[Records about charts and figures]
☆ ☆ ☆ ☆ ☆ ☆ ☆

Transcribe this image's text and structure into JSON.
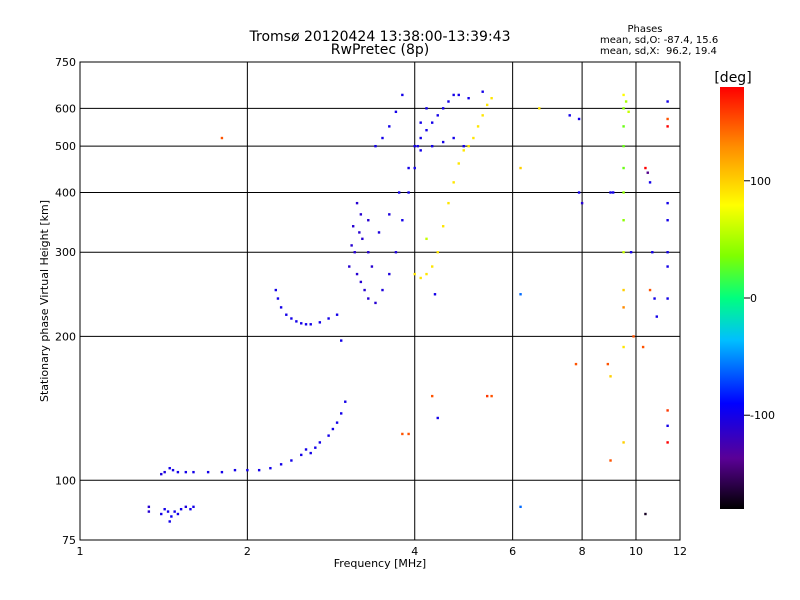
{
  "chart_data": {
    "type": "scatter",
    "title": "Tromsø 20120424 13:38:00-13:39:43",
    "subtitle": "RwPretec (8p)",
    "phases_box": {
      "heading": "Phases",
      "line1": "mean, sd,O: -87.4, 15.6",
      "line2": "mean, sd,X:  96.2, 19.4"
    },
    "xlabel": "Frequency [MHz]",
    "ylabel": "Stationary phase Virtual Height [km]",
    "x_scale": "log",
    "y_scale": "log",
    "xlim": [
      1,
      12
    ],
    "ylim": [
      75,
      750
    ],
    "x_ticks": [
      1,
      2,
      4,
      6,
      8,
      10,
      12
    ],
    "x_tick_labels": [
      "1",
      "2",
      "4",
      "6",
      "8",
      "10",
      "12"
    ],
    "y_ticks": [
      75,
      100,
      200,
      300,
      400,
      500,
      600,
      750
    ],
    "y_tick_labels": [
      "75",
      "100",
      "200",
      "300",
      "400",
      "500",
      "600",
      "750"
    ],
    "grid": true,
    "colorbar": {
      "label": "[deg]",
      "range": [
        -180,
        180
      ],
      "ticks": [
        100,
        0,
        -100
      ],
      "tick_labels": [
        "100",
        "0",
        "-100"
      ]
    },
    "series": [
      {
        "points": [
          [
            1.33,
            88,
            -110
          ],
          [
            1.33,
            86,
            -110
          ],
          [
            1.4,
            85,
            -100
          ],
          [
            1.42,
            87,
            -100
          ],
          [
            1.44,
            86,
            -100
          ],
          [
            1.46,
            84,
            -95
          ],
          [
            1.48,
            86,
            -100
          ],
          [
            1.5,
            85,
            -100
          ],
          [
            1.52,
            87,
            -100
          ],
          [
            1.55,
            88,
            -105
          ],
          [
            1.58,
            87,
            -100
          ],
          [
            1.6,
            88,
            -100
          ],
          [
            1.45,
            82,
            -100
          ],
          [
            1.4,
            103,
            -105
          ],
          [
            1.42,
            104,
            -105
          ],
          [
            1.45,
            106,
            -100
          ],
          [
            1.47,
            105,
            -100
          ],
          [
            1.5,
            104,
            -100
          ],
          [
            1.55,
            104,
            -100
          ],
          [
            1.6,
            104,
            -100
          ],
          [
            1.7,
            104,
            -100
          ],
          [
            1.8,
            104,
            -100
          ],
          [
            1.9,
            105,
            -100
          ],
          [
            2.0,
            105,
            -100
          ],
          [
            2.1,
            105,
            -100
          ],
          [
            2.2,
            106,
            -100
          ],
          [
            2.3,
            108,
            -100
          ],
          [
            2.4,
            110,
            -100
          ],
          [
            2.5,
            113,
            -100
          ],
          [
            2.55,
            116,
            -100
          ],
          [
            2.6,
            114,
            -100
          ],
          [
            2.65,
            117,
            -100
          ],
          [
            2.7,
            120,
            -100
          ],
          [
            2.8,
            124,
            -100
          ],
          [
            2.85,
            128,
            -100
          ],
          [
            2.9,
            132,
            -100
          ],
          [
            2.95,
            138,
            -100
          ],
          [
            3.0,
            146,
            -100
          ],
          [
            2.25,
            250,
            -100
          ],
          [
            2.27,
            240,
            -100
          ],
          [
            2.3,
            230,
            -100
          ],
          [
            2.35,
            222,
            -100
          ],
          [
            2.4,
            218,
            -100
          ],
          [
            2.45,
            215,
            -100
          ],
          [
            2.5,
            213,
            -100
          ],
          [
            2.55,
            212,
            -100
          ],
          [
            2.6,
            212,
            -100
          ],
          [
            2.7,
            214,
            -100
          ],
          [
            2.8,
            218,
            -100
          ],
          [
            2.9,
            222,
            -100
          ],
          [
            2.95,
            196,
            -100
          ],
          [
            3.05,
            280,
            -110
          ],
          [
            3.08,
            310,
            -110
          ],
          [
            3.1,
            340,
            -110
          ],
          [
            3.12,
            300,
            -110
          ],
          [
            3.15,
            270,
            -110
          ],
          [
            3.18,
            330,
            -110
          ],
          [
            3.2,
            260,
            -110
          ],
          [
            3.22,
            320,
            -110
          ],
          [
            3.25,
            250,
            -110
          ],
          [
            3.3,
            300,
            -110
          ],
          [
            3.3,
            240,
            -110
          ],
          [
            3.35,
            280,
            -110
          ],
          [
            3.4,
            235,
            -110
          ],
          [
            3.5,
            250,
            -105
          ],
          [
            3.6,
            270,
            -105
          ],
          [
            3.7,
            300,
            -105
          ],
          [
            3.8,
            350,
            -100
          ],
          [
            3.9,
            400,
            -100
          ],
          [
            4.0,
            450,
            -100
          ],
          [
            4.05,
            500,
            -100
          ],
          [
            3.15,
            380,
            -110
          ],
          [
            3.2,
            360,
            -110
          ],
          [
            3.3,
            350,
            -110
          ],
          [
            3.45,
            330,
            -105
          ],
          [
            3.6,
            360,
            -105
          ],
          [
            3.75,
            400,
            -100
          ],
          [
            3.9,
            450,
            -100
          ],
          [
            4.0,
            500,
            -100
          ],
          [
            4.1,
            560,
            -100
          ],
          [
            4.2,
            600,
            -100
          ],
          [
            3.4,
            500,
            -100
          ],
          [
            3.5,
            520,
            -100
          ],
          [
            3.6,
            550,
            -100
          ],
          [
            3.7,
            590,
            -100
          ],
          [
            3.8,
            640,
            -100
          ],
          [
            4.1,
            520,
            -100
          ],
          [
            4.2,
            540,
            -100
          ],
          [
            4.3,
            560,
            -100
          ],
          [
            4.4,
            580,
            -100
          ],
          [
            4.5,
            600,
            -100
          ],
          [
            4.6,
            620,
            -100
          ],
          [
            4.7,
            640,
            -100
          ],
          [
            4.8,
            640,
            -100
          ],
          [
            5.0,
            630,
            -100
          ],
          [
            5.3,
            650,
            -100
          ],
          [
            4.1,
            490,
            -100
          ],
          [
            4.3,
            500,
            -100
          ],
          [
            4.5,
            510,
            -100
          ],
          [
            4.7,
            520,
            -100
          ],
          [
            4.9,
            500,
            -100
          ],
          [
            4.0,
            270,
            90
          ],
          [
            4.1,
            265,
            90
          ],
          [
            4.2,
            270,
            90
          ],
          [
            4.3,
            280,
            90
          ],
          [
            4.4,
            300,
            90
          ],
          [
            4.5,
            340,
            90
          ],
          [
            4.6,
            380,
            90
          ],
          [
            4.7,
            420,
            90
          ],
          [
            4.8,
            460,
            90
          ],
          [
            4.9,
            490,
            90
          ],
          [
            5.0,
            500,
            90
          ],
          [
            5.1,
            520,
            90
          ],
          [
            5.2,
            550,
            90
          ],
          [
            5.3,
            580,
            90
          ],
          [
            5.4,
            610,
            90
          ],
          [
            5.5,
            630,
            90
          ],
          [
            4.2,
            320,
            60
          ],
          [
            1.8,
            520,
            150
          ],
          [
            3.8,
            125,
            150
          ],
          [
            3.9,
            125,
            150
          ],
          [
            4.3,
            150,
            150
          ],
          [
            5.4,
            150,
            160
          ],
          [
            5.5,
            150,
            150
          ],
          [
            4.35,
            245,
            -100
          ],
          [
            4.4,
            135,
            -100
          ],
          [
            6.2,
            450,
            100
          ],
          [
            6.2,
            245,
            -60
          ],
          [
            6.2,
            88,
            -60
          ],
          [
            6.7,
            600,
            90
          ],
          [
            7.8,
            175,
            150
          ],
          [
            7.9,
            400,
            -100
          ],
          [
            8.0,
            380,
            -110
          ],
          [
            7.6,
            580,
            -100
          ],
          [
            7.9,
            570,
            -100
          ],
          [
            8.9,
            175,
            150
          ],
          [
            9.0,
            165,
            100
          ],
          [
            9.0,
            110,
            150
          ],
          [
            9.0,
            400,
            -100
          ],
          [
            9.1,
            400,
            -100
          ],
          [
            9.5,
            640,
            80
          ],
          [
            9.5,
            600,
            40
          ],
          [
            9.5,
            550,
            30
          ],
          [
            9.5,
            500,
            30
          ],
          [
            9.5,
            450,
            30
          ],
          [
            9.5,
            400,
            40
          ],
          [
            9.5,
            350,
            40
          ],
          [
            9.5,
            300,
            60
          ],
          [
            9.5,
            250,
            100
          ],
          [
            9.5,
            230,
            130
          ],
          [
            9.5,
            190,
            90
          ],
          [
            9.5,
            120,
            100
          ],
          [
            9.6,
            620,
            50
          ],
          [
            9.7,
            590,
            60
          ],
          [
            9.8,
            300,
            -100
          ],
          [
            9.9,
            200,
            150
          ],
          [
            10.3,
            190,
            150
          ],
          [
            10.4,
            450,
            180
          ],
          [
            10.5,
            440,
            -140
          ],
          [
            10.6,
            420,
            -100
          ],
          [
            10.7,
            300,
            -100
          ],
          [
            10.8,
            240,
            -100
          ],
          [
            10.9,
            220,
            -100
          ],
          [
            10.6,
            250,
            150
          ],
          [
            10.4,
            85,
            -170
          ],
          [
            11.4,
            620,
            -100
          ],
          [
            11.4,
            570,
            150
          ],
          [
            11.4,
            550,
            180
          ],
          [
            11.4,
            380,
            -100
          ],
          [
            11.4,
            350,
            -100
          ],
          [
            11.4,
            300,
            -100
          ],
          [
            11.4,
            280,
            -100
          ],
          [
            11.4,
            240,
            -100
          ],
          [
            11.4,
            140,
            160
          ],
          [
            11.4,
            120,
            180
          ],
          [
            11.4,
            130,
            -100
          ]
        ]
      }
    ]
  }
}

☆ ☆ ☆ ☆ ☆ ☆ ☆

* Work to complete
Working from the listing above, pick out every line that has "mean" and copy it.

* Result
      "line1": "mean, sd,O: -87.4, 15.6",
      "line2": "mean, sd,X:  96.2, 19.4"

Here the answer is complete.